───── Exercise materials ─────

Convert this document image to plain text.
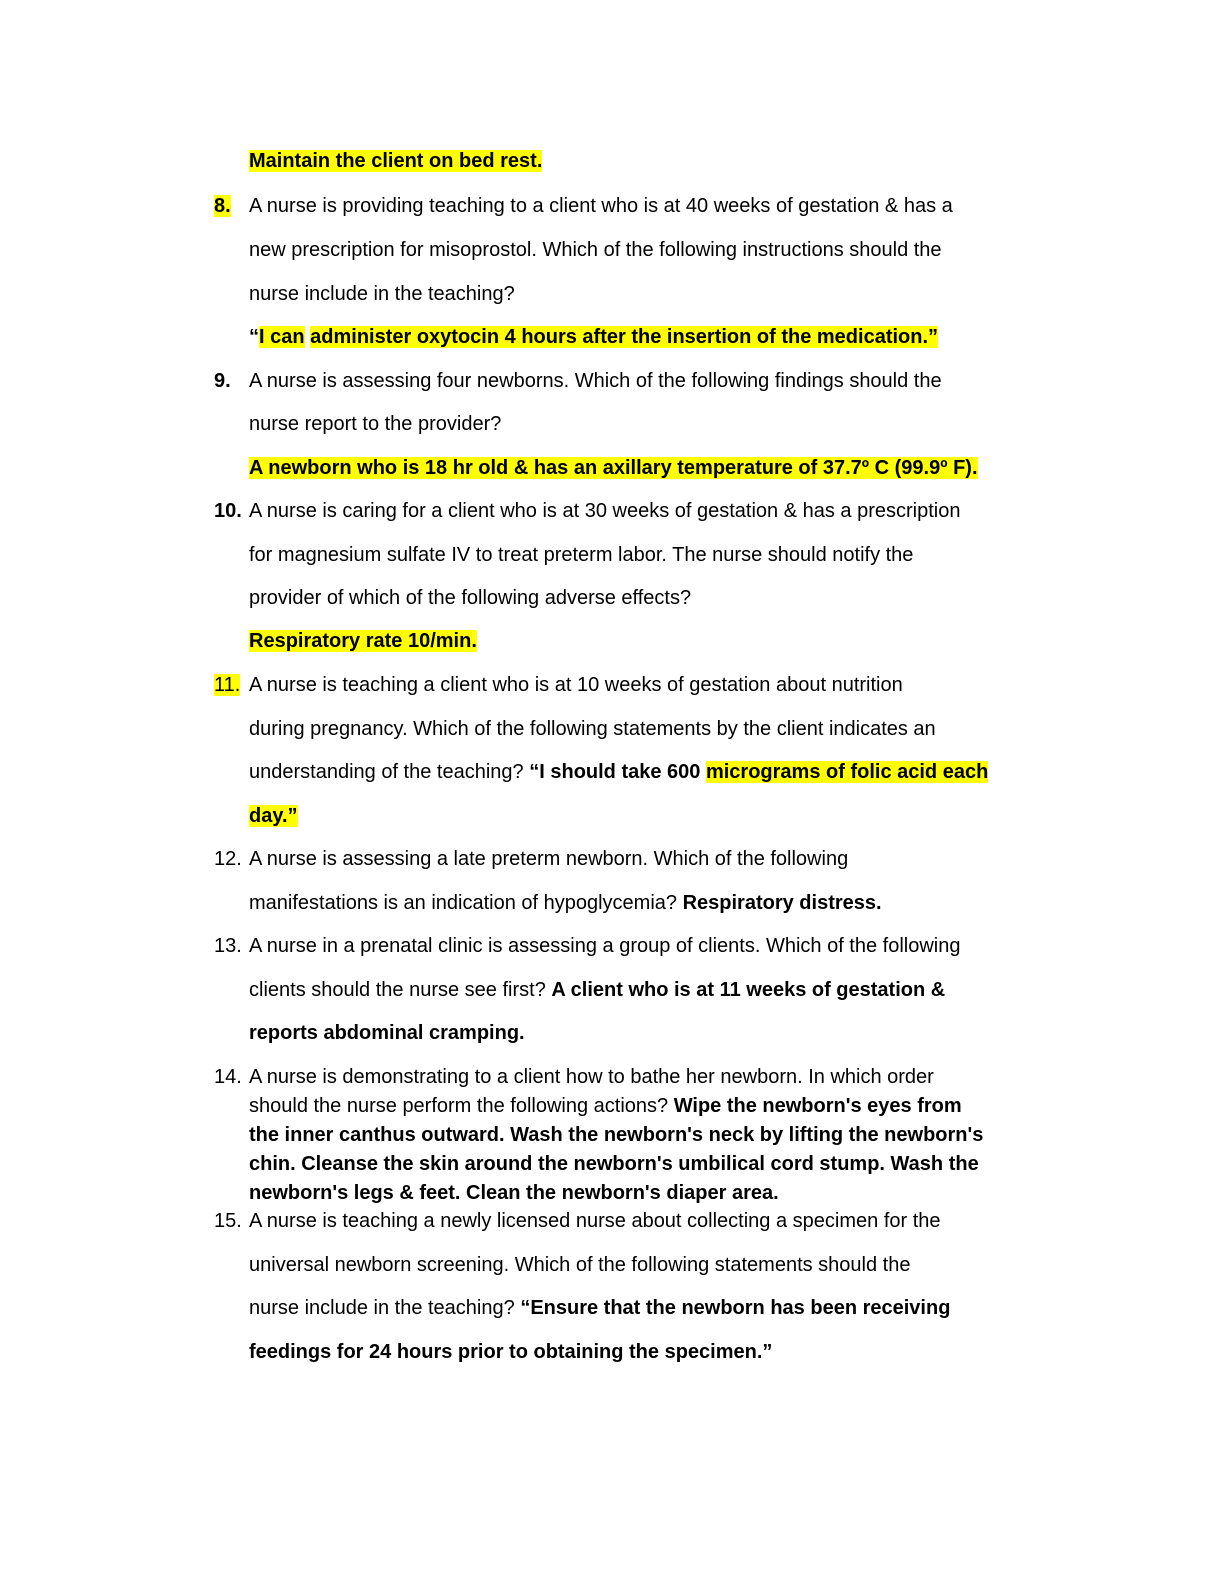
Maintain the client on bed rest.
8. A nurse is providing teaching to a client who is at 40 weeks of gestation & has a
new prescription for misoprostol. Which of the following instructions should the
nurse include in the teaching?
“I can administer oxytocin 4 hours after the insertion of the medication.”
9. A nurse is assessing four newborns. Which of the following findings should the
nurse report to the provider?
A newborn who is 18 hr old & has an axillary temperature of 37.7º C (99.9º F).
10. A nurse is caring for a client who is at 30 weeks of gestation & has a prescription
for magnesium sulfate IV to treat preterm labor. The nurse should notify the
provider of which of the following adverse effects?
Respiratory rate 10/min.
11. A nurse is teaching a client who is at 10 weeks of gestation about nutrition
during pregnancy. Which of the following statements by the client indicates an
understanding of the teaching? “I should take 600 micrograms of folic acid each
day.”
12. A nurse is assessing a late preterm newborn. Which of the following
manifestations is an indication of hypoglycemia? Respiratory distress.
13. A nurse in a prenatal clinic is assessing a group of clients. Which of the following
clients should the nurse see first? A client who is at 11 weeks of gestation &
reports abdominal cramping.
14. A nurse is demonstrating to a client how to bathe her newborn. In which order
should the nurse perform the following actions? Wipe the newborn's eyes from
the inner canthus outward. Wash the newborn's neck by lifting the newborn's
chin. Cleanse the skin around the newborn's umbilical cord stump. Wash the
newborn's legs & feet. Clean the newborn's diaper area.
15. A nurse is teaching a newly licensed nurse about collecting a specimen for the
universal newborn screening. Which of the following statements should the
nurse include in the teaching? “Ensure that the newborn has been receiving
feedings for 24 hours prior to obtaining the specimen.”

─────

→ To do
The entries above should be reproduced exactly, without their pictures.

→ Problem solution
Convert this document image to plain text.
Maintain the client on bed rest.
8. A nurse is providing teaching to a client who is at 40 weeks of gestation & has a
new prescription for misoprostol. Which of the following instructions should the
nurse include in the teaching?
“I can administer oxytocin 4 hours after the insertion of the medication.”
9. A nurse is assessing four newborns. Which of the following findings should the
nurse report to the provider?
A newborn who is 18 hr old & has an axillary temperature of 37.7º C (99.9º F).
10. A nurse is caring for a client who is at 30 weeks of gestation & has a prescription
for magnesium sulfate IV to treat preterm labor. The nurse should notify the
provider of which of the following adverse effects?
Respiratory rate 10/min.
11. A nurse is teaching a client who is at 10 weeks of gestation about nutrition
during pregnancy. Which of the following statements by the client indicates an
understanding of the teaching? “I should take 600 micrograms of folic acid each
day.”
12. A nurse is assessing a late preterm newborn. Which of the following
manifestations is an indication of hypoglycemia? Respiratory distress.
13. A nurse in a prenatal clinic is assessing a group of clients. Which of the following
clients should the nurse see first? A client who is at 11 weeks of gestation &
reports abdominal cramping.
14. A nurse is demonstrating to a client how to bathe her newborn. In which order
should the nurse perform the following actions? Wipe the newborn's eyes from
the inner canthus outward. Wash the newborn's neck by lifting the newborn's
chin. Cleanse the skin around the newborn's umbilical cord stump. Wash the
newborn's legs & feet. Clean the newborn's diaper area.
15. A nurse is teaching a newly licensed nurse about collecting a specimen for the
universal newborn screening. Which of the following statements should the
nurse include in the teaching? “Ensure that the newborn has been receiving
feedings for 24 hours prior to obtaining the specimen.”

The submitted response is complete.